===== Entries provided

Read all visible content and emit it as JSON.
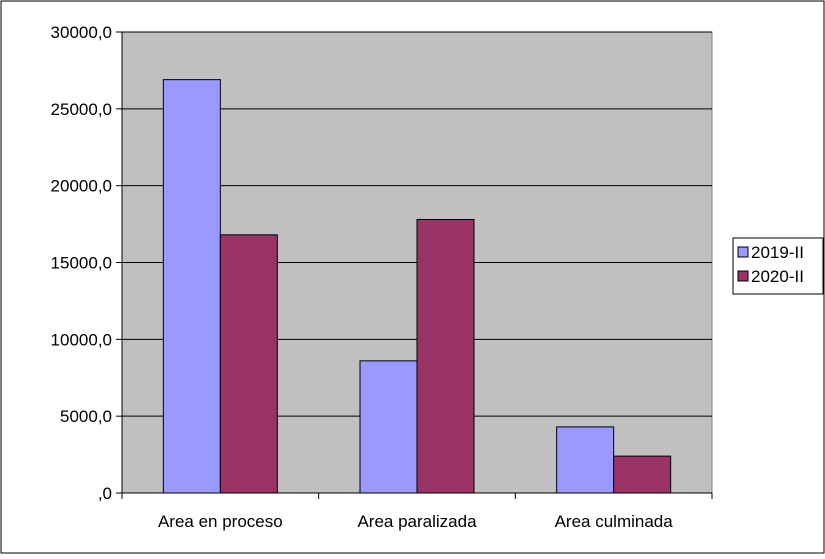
{
  "chart_data": {
    "type": "bar",
    "categories": [
      "Area en proceso",
      "Area paralizada",
      "Area culminada"
    ],
    "series": [
      {
        "name": "2019-II",
        "values": [
          26900,
          8600,
          4300
        ],
        "color": "#9999ff"
      },
      {
        "name": "2020-II",
        "values": [
          16800,
          17800,
          2400
        ],
        "color": "#993366"
      }
    ],
    "y_ticks": [
      "30000,0",
      "25000,0",
      "20000,0",
      "15000,0",
      "10000,0",
      "5000,0",
      ",0"
    ],
    "ylim": [
      0,
      30000
    ],
    "ytick_step": 5000,
    "grid": true,
    "legend_position": "right",
    "plot_background": "#c0c0c0"
  }
}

==========

# Request:
Quote the material word for word, dropping any images it holds.

# Response to this task:
Read all visible content and emit it as JSON.
{
  "chart_data": {
    "type": "bar",
    "categories": [
      "Area en proceso",
      "Area paralizada",
      "Area culminada"
    ],
    "series": [
      {
        "name": "2019-II",
        "values": [
          26900,
          8600,
          4300
        ],
        "color": "#9999ff"
      },
      {
        "name": "2020-II",
        "values": [
          16800,
          17800,
          2400
        ],
        "color": "#993366"
      }
    ],
    "y_ticks": [
      "30000,0",
      "25000,0",
      "20000,0",
      "15000,0",
      "10000,0",
      "5000,0",
      ",0"
    ],
    "ylim": [
      0,
      30000
    ],
    "ytick_step": 5000,
    "grid": true,
    "legend_position": "right",
    "plot_background": "#c0c0c0"
  }
}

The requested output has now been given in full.